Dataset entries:
##############################

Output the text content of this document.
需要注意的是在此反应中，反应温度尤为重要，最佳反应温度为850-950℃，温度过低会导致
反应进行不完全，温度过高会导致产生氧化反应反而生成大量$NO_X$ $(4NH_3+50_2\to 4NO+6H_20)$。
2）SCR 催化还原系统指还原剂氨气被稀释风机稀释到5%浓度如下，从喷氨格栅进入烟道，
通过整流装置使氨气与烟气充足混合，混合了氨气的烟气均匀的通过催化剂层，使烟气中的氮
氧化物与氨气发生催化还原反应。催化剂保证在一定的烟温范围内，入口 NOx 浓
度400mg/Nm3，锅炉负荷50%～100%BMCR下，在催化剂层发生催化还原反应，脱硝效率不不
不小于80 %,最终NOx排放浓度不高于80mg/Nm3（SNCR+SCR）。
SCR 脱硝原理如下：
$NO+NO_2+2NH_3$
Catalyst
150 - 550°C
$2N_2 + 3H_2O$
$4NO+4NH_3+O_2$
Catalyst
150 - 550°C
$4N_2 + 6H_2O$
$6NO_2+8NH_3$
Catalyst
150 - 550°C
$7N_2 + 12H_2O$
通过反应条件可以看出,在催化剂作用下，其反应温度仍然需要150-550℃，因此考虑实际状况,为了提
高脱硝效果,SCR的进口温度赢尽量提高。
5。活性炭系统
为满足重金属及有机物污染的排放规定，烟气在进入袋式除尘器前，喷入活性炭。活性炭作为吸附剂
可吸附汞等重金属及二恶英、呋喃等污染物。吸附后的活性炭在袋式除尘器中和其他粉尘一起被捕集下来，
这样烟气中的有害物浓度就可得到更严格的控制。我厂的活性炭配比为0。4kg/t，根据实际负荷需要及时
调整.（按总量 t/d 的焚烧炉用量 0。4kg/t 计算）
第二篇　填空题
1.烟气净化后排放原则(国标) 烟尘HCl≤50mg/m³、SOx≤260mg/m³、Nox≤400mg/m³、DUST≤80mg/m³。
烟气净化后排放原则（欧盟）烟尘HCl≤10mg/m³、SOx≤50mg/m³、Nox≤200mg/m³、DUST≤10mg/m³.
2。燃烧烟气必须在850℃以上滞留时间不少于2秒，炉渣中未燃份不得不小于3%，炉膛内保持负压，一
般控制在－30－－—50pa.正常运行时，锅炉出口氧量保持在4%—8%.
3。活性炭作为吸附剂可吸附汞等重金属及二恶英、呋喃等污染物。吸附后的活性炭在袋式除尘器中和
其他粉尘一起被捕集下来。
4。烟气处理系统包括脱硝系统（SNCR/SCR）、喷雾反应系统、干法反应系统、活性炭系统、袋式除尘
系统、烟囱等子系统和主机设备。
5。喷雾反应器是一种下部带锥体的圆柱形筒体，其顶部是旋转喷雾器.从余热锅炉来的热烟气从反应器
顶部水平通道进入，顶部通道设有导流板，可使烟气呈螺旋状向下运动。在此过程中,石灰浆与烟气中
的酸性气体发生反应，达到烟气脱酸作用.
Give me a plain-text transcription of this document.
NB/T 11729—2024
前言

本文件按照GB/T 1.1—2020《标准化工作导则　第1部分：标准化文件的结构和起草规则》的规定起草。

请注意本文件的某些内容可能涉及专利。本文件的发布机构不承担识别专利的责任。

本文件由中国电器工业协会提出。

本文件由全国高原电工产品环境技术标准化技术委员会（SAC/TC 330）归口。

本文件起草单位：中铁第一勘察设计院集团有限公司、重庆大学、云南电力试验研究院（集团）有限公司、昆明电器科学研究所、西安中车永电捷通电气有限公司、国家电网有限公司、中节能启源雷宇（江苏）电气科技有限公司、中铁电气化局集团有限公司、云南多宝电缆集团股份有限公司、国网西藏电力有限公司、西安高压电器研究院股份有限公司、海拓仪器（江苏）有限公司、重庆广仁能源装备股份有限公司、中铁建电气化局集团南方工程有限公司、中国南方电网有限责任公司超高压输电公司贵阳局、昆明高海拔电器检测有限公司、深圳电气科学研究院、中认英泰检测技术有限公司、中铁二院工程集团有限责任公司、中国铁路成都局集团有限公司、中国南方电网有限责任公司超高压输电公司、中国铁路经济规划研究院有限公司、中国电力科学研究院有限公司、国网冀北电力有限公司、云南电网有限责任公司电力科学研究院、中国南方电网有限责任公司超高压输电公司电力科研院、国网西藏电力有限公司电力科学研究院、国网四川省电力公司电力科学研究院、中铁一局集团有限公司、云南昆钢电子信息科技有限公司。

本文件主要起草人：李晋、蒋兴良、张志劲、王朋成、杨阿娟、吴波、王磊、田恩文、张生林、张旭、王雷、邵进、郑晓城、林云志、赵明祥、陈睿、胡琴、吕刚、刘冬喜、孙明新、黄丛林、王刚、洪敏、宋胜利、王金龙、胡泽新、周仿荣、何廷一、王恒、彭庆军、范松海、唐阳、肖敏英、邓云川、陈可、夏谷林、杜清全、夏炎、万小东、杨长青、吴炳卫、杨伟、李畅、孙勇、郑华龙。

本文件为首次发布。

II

##############################

**Task**
Copy out each line exactly as written.

**Answer below**
Output the text content of this document.
需要注意的是在此反应中，反应温度尤为重要，最佳反应温度为850-950℃，温度过低会导致
反应进行不完全，温度过高会导致产生氧化反应反而生成大量$NO_X$ $(4NH_3+50_2\to 4NO+6H_20)$。
2）SCR 催化还原系统指还原剂氨气被稀释风机稀释到5%浓度如下，从喷氨格栅进入烟道，
通过整流装置使氨气与烟气充足混合，混合了氨气的烟气均匀的通过催化剂层，使烟气中的氮
氧化物与氨气发生催化还原反应。催化剂保证在一定的烟温范围内，入口 NOx 浓
度400mg/Nm3，锅炉负荷50%～100%BMCR下，在催化剂层发生催化还原反应，脱硝效率不不
不小于80 %,最终NOx排放浓度不高于80mg/Nm3（SNCR+SCR）。
SCR 脱硝原理如下：
$NO+NO_2+2NH_3$
Catalyst
150 - 550°C
$2N_2 + 3H_2O$
$4NO+4NH_3+O_2$
Catalyst
150 - 550°C
$4N_2 + 6H_2O$
$6NO_2+8NH_3$
Catalyst
150 - 550°C
$7N_2 + 12H_2O$
通过反应条件可以看出,在催化剂作用下，其反应温度仍然需要150-550℃，因此考虑实际状况,为了提
高脱硝效果,SCR的进口温度赢尽量提高。
5。活性炭系统
为满足重金属及有机物污染的排放规定，烟气在进入袋式除尘器前，喷入活性炭。活性炭作为吸附剂
可吸附汞等重金属及二恶英、呋喃等污染物。吸附后的活性炭在袋式除尘器中和其他粉尘一起被捕集下来，
这样烟气中的有害物浓度就可得到更严格的控制。我厂的活性炭配比为0。4kg/t，根据实际负荷需要及时
调整.（按总量 t/d 的焚烧炉用量 0。4kg/t 计算）
第二篇　填空题
1.烟气净化后排放原则(国标) 烟尘HCl≤50mg/m³、SOx≤260mg/m³、Nox≤400mg/m³、DUST≤80mg/m³。
烟气净化后排放原则（欧盟）烟尘HCl≤10mg/m³、SOx≤50mg/m³、Nox≤200mg/m³、DUST≤10mg/m³.
2。燃烧烟气必须在850℃以上滞留时间不少于2秒，炉渣中未燃份不得不小于3%，炉膛内保持负压，一
般控制在－30－－—50pa.正常运行时，锅炉出口氧量保持在4%—8%.
3。活性炭作为吸附剂可吸附汞等重金属及二恶英、呋喃等污染物。吸附后的活性炭在袋式除尘器中和
其他粉尘一起被捕集下来。
4。烟气处理系统包括脱硝系统（SNCR/SCR）、喷雾反应系统、干法反应系统、活性炭系统、袋式除尘
系统、烟囱等子系统和主机设备。
5。喷雾反应器是一种下部带锥体的圆柱形筒体，其顶部是旋转喷雾器.从余热锅炉来的热烟气从反应器
顶部水平通道进入，顶部通道设有导流板，可使烟气呈螺旋状向下运动。在此过程中,石灰浆与烟气中
的酸性气体发生反应，达到烟气脱酸作用.
Give me a plain-text transcription of this document.
NB/T 11729—2024
前言

本文件按照GB/T 1.1—2020《标准化工作导则　第1部分：标准化文件的结构和起草规则》的规定起草。

请注意本文件的某些内容可能涉及专利。本文件的发布机构不承担识别专利的责任。

本文件由中国电器工业协会提出。

本文件由全国高原电工产品环境技术标准化技术委员会（SAC/TC 330）归口。

本文件起草单位：中铁第一勘察设计院集团有限公司、重庆大学、云南电力试验研究院（集团）有限公司、昆明电器科学研究所、西安中车永电捷通电气有限公司、国家电网有限公司、中节能启源雷宇（江苏）电气科技有限公司、中铁电气化局集团有限公司、云南多宝电缆集团股份有限公司、国网西藏电力有限公司、西安高压电器研究院股份有限公司、海拓仪器（江苏）有限公司、重庆广仁能源装备股份有限公司、中铁建电气化局集团南方工程有限公司、中国南方电网有限责任公司超高压输电公司贵阳局、昆明高海拔电器检测有限公司、深圳电气科学研究院、中认英泰检测技术有限公司、中铁二院工程集团有限责任公司、中国铁路成都局集团有限公司、中国南方电网有限责任公司超高压输电公司、中国铁路经济规划研究院有限公司、中国电力科学研究院有限公司、国网冀北电力有限公司、云南电网有限责任公司电力科学研究院、中国南方电网有限责任公司超高压输电公司电力科研院、国网西藏电力有限公司电力科学研究院、国网四川省电力公司电力科学研究院、中铁一局集团有限公司、云南昆钢电子信息科技有限公司。

本文件主要起草人：李晋、蒋兴良、张志劲、王朋成、杨阿娟、吴波、王磊、田恩文、张生林、张旭、王雷、邵进、郑晓城、林云志、赵明祥、陈睿、胡琴、吕刚、刘冬喜、孙明新、黄丛林、王刚、洪敏、宋胜利、王金龙、胡泽新、周仿荣、何廷一、王恒、彭庆军、范松海、唐阳、肖敏英、邓云川、陈可、夏谷林、杜清全、夏炎、万小东、杨长青、吴炳卫、杨伟、李畅、孙勇、郑华龙。

本文件为首次发布。

II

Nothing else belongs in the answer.